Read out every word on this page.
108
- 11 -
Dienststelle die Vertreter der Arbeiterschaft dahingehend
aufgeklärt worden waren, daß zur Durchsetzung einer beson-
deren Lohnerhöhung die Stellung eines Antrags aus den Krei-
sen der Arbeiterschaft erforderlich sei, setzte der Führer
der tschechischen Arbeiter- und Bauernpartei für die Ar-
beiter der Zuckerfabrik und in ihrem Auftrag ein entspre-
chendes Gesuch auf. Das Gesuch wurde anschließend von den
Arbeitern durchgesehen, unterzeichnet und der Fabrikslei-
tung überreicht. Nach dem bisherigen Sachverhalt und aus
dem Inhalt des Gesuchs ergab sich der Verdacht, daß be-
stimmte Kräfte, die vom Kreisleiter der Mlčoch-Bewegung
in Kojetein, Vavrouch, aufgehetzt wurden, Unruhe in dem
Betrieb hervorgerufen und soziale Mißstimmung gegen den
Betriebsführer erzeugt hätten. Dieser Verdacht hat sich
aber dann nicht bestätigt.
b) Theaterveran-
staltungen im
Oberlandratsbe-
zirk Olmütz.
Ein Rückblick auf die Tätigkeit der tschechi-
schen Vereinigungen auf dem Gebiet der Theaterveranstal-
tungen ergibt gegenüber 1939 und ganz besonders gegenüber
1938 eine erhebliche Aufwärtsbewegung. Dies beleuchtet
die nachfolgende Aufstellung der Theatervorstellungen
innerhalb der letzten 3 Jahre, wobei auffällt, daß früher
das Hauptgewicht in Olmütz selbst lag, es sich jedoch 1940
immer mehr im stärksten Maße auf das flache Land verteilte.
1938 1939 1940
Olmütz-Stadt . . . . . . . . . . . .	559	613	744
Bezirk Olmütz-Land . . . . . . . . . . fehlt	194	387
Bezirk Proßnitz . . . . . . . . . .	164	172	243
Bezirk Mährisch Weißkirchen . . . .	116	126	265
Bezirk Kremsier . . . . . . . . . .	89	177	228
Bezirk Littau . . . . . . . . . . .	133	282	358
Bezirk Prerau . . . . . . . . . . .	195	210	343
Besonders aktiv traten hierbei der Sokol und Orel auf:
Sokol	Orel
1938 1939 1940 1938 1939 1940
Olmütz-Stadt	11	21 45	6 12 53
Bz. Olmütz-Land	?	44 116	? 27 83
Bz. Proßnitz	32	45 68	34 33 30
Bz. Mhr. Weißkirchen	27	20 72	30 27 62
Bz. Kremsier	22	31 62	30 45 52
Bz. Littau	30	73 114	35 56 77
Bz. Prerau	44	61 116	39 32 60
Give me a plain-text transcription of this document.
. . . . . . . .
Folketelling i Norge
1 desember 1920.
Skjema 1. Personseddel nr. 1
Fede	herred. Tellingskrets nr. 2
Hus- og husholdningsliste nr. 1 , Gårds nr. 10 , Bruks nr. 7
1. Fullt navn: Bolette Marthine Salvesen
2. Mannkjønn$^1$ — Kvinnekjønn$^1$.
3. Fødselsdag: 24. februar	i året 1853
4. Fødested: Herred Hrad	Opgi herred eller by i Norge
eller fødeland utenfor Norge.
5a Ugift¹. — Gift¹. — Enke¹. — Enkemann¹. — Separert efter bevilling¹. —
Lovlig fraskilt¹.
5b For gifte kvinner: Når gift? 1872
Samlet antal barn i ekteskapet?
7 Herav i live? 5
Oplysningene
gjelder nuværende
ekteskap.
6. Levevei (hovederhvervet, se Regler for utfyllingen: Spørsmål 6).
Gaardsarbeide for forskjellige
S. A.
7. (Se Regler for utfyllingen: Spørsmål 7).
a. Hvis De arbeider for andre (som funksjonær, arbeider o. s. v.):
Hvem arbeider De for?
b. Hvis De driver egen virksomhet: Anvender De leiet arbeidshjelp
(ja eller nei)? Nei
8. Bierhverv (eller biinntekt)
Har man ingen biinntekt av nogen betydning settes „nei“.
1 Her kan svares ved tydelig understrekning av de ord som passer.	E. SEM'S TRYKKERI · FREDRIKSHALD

════════

DIRECTIONS FOR THIS TASK:
Filter the entries above down to the lines containing the word "Spørsmål".

WRITTEN REPLY:
6. Levevei (hovederhvervet, se Regler for utfyllingen: Spørsmål 6).
7. (Se Regler for utfyllingen: Spørsmål 7).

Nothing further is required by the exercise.